• EXERCISE DESCRIPTION
Rewrite the records with "glyph-stroke" changed to "stroke-path" wherever it occurs, leaving everything else unchanged.

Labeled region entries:
· · ·

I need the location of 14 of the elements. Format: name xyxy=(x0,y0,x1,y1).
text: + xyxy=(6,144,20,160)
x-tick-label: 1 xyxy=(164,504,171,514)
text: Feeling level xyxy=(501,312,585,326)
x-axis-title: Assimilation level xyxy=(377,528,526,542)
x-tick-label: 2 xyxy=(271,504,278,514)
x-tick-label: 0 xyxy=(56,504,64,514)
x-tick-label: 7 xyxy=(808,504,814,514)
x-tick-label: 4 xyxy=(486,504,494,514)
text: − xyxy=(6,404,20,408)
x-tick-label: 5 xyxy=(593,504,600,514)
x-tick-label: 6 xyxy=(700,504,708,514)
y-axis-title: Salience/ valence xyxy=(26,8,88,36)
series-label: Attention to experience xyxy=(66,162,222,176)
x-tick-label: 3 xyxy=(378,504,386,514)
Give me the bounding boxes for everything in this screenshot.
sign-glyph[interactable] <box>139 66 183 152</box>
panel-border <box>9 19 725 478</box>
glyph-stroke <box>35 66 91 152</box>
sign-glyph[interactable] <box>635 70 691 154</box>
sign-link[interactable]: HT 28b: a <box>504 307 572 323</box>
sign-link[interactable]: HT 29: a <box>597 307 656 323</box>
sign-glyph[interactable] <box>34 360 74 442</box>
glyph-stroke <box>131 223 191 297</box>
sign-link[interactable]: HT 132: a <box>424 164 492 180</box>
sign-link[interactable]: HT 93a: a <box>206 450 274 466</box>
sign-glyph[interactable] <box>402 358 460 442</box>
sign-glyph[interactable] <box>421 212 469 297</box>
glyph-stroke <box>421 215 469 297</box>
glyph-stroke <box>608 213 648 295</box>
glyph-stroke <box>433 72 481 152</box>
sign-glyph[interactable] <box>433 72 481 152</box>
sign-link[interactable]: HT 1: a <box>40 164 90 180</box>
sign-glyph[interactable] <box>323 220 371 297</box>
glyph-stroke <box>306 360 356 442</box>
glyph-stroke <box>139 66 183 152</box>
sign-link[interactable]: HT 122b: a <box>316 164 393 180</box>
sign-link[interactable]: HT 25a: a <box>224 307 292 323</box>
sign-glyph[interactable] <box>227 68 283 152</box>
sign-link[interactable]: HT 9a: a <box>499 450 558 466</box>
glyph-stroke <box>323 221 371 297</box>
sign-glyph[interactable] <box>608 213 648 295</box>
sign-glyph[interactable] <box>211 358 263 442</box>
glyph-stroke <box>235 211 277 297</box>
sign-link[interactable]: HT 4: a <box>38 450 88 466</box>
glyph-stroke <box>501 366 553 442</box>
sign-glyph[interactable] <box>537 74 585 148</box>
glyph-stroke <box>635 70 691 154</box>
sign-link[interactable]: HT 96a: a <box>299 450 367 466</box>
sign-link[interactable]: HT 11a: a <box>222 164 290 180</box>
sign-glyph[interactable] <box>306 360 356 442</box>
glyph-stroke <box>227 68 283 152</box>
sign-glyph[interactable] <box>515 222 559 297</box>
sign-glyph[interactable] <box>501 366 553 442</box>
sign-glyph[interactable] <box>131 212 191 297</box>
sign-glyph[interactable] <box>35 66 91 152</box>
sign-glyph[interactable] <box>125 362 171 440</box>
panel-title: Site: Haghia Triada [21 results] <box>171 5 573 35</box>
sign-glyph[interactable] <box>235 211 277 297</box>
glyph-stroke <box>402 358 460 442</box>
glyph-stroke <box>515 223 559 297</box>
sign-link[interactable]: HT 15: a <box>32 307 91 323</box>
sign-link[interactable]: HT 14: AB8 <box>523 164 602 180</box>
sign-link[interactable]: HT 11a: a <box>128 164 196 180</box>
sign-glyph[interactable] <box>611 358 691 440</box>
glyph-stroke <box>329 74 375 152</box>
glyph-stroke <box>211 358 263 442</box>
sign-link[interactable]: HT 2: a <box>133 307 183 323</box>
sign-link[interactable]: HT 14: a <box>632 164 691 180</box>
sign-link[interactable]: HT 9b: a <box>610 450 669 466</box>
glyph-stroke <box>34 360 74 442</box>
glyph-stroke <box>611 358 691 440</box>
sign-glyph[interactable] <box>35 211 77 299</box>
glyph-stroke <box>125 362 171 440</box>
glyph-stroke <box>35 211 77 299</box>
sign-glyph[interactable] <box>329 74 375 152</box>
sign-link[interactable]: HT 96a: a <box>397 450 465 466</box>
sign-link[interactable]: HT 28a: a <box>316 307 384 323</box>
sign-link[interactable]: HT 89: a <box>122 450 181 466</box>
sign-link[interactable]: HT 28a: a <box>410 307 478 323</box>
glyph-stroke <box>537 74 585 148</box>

· · ·

• FULL SOLUTION
I need the location of 14 of the elements. Format: name xyxy=(x0,y0,x1,y1).
text: + xyxy=(6,144,20,160)
x-tick-label: 1 xyxy=(164,504,171,514)
text: Feeling level xyxy=(501,312,585,326)
x-axis-title: Assimilation level xyxy=(377,528,526,542)
x-tick-label: 2 xyxy=(271,504,278,514)
x-tick-label: 0 xyxy=(56,504,64,514)
x-tick-label: 7 xyxy=(808,504,814,514)
x-tick-label: 4 xyxy=(486,504,494,514)
text: − xyxy=(6,404,20,408)
x-tick-label: 5 xyxy=(593,504,600,514)
x-tick-label: 6 xyxy=(700,504,708,514)
y-axis-title: Salience/ valence xyxy=(26,8,88,36)
series-label: Attention to experience xyxy=(66,162,222,176)
x-tick-label: 3 xyxy=(378,504,386,514)
Give me the bounding boxes for everything in this screenshot.
sign-glyph[interactable] <box>139 66 183 152</box>
panel-border <box>9 19 725 478</box>
stroke-path <box>35 66 91 152</box>
sign-glyph[interactable] <box>635 70 691 154</box>
sign-link[interactable]: HT 28b: a <box>504 307 572 323</box>
sign-link[interactable]: HT 29: a <box>597 307 656 323</box>
sign-glyph[interactable] <box>34 360 74 442</box>
stroke-path <box>131 223 191 297</box>
sign-link[interactable]: HT 132: a <box>424 164 492 180</box>
sign-link[interactable]: HT 93a: a <box>206 450 274 466</box>
sign-glyph[interactable] <box>402 358 460 442</box>
sign-glyph[interactable] <box>421 212 469 297</box>
stroke-path <box>421 215 469 297</box>
stroke-path <box>608 213 648 295</box>
stroke-path <box>433 72 481 152</box>
sign-glyph[interactable] <box>433 72 481 152</box>
sign-link[interactable]: HT 1: a <box>40 164 90 180</box>
sign-glyph[interactable] <box>323 220 371 297</box>
stroke-path <box>306 360 356 442</box>
stroke-path <box>139 66 183 152</box>
sign-link[interactable]: HT 122b: a <box>316 164 393 180</box>
sign-link[interactable]: HT 25a: a <box>224 307 292 323</box>
sign-glyph[interactable] <box>227 68 283 152</box>
sign-link[interactable]: HT 9a: a <box>499 450 558 466</box>
stroke-path <box>323 221 371 297</box>
sign-glyph[interactable] <box>608 213 648 295</box>
sign-glyph[interactable] <box>211 358 263 442</box>
stroke-path <box>235 211 277 297</box>
sign-link[interactable]: HT 4: a <box>38 450 88 466</box>
stroke-path <box>501 366 553 442</box>
sign-glyph[interactable] <box>537 74 585 148</box>
stroke-path <box>635 70 691 154</box>
sign-link[interactable]: HT 96a: a <box>299 450 367 466</box>
sign-link[interactable]: HT 11a: a <box>222 164 290 180</box>
sign-glyph[interactable] <box>306 360 356 442</box>
stroke-path <box>227 68 283 152</box>
sign-glyph[interactable] <box>515 222 559 297</box>
sign-glyph[interactable] <box>501 366 553 442</box>
sign-glyph[interactable] <box>131 212 191 297</box>
sign-glyph[interactable] <box>35 66 91 152</box>
sign-glyph[interactable] <box>125 362 171 440</box>
panel-title: Site: Haghia Triada [21 results] <box>171 5 573 35</box>
sign-glyph[interactable] <box>235 211 277 297</box>
stroke-path <box>402 358 460 442</box>
stroke-path <box>515 223 559 297</box>
sign-link[interactable]: HT 15: a <box>32 307 91 323</box>
sign-link[interactable]: HT 14: AB8 <box>523 164 602 180</box>
sign-link[interactable]: HT 11a: a <box>128 164 196 180</box>
sign-glyph[interactable] <box>611 358 691 440</box>
stroke-path <box>329 74 375 152</box>
stroke-path <box>211 358 263 442</box>
sign-link[interactable]: HT 2: a <box>133 307 183 323</box>
sign-link[interactable]: HT 14: a <box>632 164 691 180</box>
sign-link[interactable]: HT 9b: a <box>610 450 669 466</box>
stroke-path <box>34 360 74 442</box>
stroke-path <box>611 358 691 440</box>
sign-glyph[interactable] <box>35 211 77 299</box>
stroke-path <box>125 362 171 440</box>
stroke-path <box>35 211 77 299</box>
sign-glyph[interactable] <box>329 74 375 152</box>
sign-link[interactable]: HT 96a: a <box>397 450 465 466</box>
sign-link[interactable]: HT 28a: a <box>316 307 384 323</box>
sign-link[interactable]: HT 89: a <box>122 450 181 466</box>
sign-link[interactable]: HT 28a: a <box>410 307 478 323</box>
stroke-path <box>537 74 585 148</box>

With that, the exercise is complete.